Written request:
Show, in full, each line of the data that contains "perception".

Extracted data entries:

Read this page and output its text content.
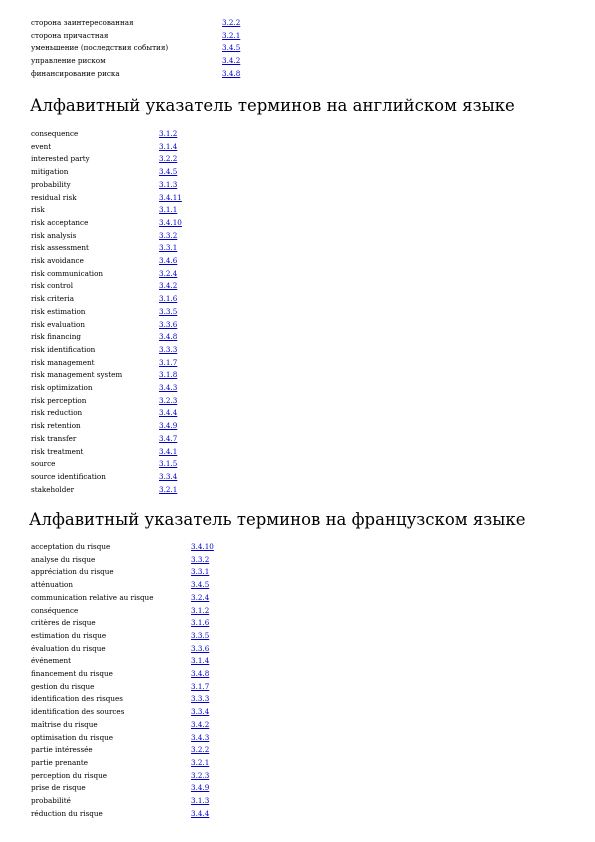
сторона заинтересованная	3.2.2
сторона причастная	3.2.1
уменьшение (последствия события)	3.4.5
управление риском	3.4.2
финансирование риска	3.4.8
Алфавитный указатель терминов на английском языке
consequence	3.1.2
event	3.1.4
interested party	3.2.2
mitigation	3.4.5
probability	3.1.3
residual risk	3.4.11
risk	3.1.1
risk acceptance	3.4.10
risk analysis	3.3.2
risk assessment	3.3.1
risk avoidance	3.4.6
risk communication	3.2.4
risk control	3.4.2
risk criteria	3.1.6
risk estimation	3.3.5
risk evaluation	3.3.6
risk financing	3.4.8
risk identification	3.3.3
risk management	3.1.7
risk management system	3.1.8
risk optimization	3.4.3
risk perception	3.2.3
risk reduction	3.4.4
risk retention	3.4.9
risk transfer	3.4.7
risk treatment	3.4.1
source	3.1.5
source identification	3.3.4
stakeholder	3.2.1
Алфавитный указатель терминов на французском языке
acceptation du risque	3.4.10
analyse du risque	3.3.2
appréciation du risque	3.3.1
atténuation	3.4.5
communication relative au risque	3.2.4
conséquence	3.1.2
critères de risque	3.1.6
estimation du risque	3.3.5
évaluation du risque	3.3.6
événement	3.1.4
financement du risque	3.4.8
gestion du risque	3.1.7
identification des risques	3.3.3
identification des sources	3.3.4
maîtrise du risque	3.4.2
optimisation du risque	3.4.3
partie intéressée	3.2.2
partie prenante	3.2.1
perception du risque	3.2.3
prise de risque	3.4.9
probabilité	3.1.3
réduction du risque	3.4.4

Expected answer:
risk perception	3.2.3
perception du risque	3.2.3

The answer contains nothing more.